▶ **Given request**: Print the whole listing exactly.

▶ **Supplied data**:
▬▬▬▬▬▬

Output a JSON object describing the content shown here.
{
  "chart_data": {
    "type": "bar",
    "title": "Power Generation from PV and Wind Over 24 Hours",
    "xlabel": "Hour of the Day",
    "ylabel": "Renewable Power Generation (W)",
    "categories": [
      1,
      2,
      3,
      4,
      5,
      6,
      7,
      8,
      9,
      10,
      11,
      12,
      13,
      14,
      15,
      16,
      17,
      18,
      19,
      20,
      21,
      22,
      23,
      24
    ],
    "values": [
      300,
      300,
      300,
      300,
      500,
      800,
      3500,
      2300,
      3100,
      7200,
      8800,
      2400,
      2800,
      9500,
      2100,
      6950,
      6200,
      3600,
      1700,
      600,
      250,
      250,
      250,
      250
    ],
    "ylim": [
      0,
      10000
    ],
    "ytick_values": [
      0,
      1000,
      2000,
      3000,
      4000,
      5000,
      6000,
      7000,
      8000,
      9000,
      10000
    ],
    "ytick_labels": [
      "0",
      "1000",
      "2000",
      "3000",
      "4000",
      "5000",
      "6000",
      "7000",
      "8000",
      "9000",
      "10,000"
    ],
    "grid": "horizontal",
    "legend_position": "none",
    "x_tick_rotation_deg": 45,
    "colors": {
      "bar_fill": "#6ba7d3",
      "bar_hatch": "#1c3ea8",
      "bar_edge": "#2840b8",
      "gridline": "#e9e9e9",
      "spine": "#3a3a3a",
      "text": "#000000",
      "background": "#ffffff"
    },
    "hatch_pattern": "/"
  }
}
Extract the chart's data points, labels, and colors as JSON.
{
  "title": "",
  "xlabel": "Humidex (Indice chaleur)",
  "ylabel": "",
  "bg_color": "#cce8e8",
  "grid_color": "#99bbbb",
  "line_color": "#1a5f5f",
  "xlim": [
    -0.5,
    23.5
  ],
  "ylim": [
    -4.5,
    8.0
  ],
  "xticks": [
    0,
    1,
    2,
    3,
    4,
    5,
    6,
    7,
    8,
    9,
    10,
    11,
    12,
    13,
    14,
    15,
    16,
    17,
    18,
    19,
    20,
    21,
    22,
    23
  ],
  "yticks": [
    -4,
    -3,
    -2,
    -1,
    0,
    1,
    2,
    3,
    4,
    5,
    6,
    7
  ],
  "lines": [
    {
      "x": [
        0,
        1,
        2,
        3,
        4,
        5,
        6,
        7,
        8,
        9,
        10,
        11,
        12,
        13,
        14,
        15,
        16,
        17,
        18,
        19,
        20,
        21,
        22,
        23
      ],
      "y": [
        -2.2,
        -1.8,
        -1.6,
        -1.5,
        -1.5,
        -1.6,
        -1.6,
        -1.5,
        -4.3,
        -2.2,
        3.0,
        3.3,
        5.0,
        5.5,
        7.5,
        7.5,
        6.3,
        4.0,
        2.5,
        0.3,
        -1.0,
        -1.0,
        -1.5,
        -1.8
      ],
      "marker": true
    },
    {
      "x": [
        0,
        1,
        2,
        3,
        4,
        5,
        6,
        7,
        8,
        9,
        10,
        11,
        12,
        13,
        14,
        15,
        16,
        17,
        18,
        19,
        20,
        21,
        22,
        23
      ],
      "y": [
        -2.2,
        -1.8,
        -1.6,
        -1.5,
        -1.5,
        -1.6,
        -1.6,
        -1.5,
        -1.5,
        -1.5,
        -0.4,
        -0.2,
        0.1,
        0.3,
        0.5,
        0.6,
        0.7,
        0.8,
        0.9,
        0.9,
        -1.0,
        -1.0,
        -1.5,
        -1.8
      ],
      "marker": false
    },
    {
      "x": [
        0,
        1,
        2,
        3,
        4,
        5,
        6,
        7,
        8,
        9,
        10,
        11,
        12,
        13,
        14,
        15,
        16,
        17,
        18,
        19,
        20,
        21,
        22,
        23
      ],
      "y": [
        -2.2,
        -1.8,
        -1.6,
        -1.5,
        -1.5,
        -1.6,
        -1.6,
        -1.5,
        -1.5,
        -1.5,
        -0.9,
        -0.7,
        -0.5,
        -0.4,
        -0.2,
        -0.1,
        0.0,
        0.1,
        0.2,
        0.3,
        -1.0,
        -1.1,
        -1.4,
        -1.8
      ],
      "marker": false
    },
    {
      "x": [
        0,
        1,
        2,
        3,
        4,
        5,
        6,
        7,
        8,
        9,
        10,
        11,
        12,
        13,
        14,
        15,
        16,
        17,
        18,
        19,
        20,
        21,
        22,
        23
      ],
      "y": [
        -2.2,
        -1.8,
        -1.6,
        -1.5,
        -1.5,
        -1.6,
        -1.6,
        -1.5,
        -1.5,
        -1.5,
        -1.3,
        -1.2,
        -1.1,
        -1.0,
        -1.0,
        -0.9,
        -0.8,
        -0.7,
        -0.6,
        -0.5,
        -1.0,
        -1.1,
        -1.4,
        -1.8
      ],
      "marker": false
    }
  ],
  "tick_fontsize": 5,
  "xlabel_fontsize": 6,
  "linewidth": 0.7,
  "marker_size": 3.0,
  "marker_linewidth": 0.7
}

▬▬▬▬▬▬

▶ **Correct answer**:
Output a JSON object describing the content shown here.
{
  "chart_data": {
    "type": "bar",
    "title": "Power Generation from PV and Wind Over 24 Hours",
    "xlabel": "Hour of the Day",
    "ylabel": "Renewable Power Generation (W)",
    "categories": [
      1,
      2,
      3,
      4,
      5,
      6,
      7,
      8,
      9,
      10,
      11,
      12,
      13,
      14,
      15,
      16,
      17,
      18,
      19,
      20,
      21,
      22,
      23,
      24
    ],
    "values": [
      300,
      300,
      300,
      300,
      500,
      800,
      3500,
      2300,
      3100,
      7200,
      8800,
      2400,
      2800,
      9500,
      2100,
      6950,
      6200,
      3600,
      1700,
      600,
      250,
      250,
      250,
      250
    ],
    "ylim": [
      0,
      10000
    ],
    "ytick_values": [
      0,
      1000,
      2000,
      3000,
      4000,
      5000,
      6000,
      7000,
      8000,
      9000,
      10000
    ],
    "ytick_labels": [
      "0",
      "1000",
      "2000",
      "3000",
      "4000",
      "5000",
      "6000",
      "7000",
      "8000",
      "9000",
      "10,000"
    ],
    "grid": "horizontal",
    "legend_position": "none",
    "x_tick_rotation_deg": 45,
    "colors": {
      "bar_fill": "#6ba7d3",
      "bar_hatch": "#1c3ea8",
      "bar_edge": "#2840b8",
      "gridline": "#e9e9e9",
      "spine": "#3a3a3a",
      "text": "#000000",
      "background": "#ffffff"
    },
    "hatch_pattern": "/"
  }
}
Extract the chart's data points, labels, and colors as JSON.
{
  "title": "",
  "xlabel": "Humidex (Indice chaleur)",
  "ylabel": "",
  "bg_color": "#cce8e8",
  "grid_color": "#99bbbb",
  "line_color": "#1a5f5f",
  "xlim": [
    -0.5,
    23.5
  ],
  "ylim": [
    -4.5,
    8.0
  ],
  "xticks": [
    0,
    1,
    2,
    3,
    4,
    5,
    6,
    7,
    8,
    9,
    10,
    11,
    12,
    13,
    14,
    15,
    16,
    17,
    18,
    19,
    20,
    21,
    22,
    23
  ],
  "yticks": [
    -4,
    -3,
    -2,
    -1,
    0,
    1,
    2,
    3,
    4,
    5,
    6,
    7
  ],
  "lines": [
    {
      "x": [
        0,
        1,
        2,
        3,
        4,
        5,
        6,
        7,
        8,
        9,
        10,
        11,
        12,
        13,
        14,
        15,
        16,
        17,
        18,
        19,
        20,
        21,
        22,
        23
      ],
      "y": [
        -2.2,
        -1.8,
        -1.6,
        -1.5,
        -1.5,
        -1.6,
        -1.6,
        -1.5,
        -4.3,
        -2.2,
        3.0,
        3.3,
        5.0,
        5.5,
        7.5,
        7.5,
        6.3,
        4.0,
        2.5,
        0.3,
        -1.0,
        -1.0,
        -1.5,
        -1.8
      ],
      "marker": true
    },
    {
      "x": [
        0,
        1,
        2,
        3,
        4,
        5,
        6,
        7,
        8,
        9,
        10,
        11,
        12,
        13,
        14,
        15,
        16,
        17,
        18,
        19,
        20,
        21,
        22,
        23
      ],
      "y": [
        -2.2,
        -1.8,
        -1.6,
        -1.5,
        -1.5,
        -1.6,
        -1.6,
        -1.5,
        -1.5,
        -1.5,
        -0.4,
        -0.2,
        0.1,
        0.3,
        0.5,
        0.6,
        0.7,
        0.8,
        0.9,
        0.9,
        -1.0,
        -1.0,
        -1.5,
        -1.8
      ],
      "marker": false
    },
    {
      "x": [
        0,
        1,
        2,
        3,
        4,
        5,
        6,
        7,
        8,
        9,
        10,
        11,
        12,
        13,
        14,
        15,
        16,
        17,
        18,
        19,
        20,
        21,
        22,
        23
      ],
      "y": [
        -2.2,
        -1.8,
        -1.6,
        -1.5,
        -1.5,
        -1.6,
        -1.6,
        -1.5,
        -1.5,
        -1.5,
        -0.9,
        -0.7,
        -0.5,
        -0.4,
        -0.2,
        -0.1,
        0.0,
        0.1,
        0.2,
        0.3,
        -1.0,
        -1.1,
        -1.4,
        -1.8
      ],
      "marker": false
    },
    {
      "x": [
        0,
        1,
        2,
        3,
        4,
        5,
        6,
        7,
        8,
        9,
        10,
        11,
        12,
        13,
        14,
        15,
        16,
        17,
        18,
        19,
        20,
        21,
        22,
        23
      ],
      "y": [
        -2.2,
        -1.8,
        -1.6,
        -1.5,
        -1.5,
        -1.6,
        -1.6,
        -1.5,
        -1.5,
        -1.5,
        -1.3,
        -1.2,
        -1.1,
        -1.0,
        -1.0,
        -0.9,
        -0.8,
        -0.7,
        -0.6,
        -0.5,
        -1.0,
        -1.1,
        -1.4,
        -1.8
      ],
      "marker": false
    }
  ],
  "tick_fontsize": 5,
  "xlabel_fontsize": 6,
  "linewidth": 0.7,
  "marker_size": 3.0,
  "marker_linewidth": 0.7
}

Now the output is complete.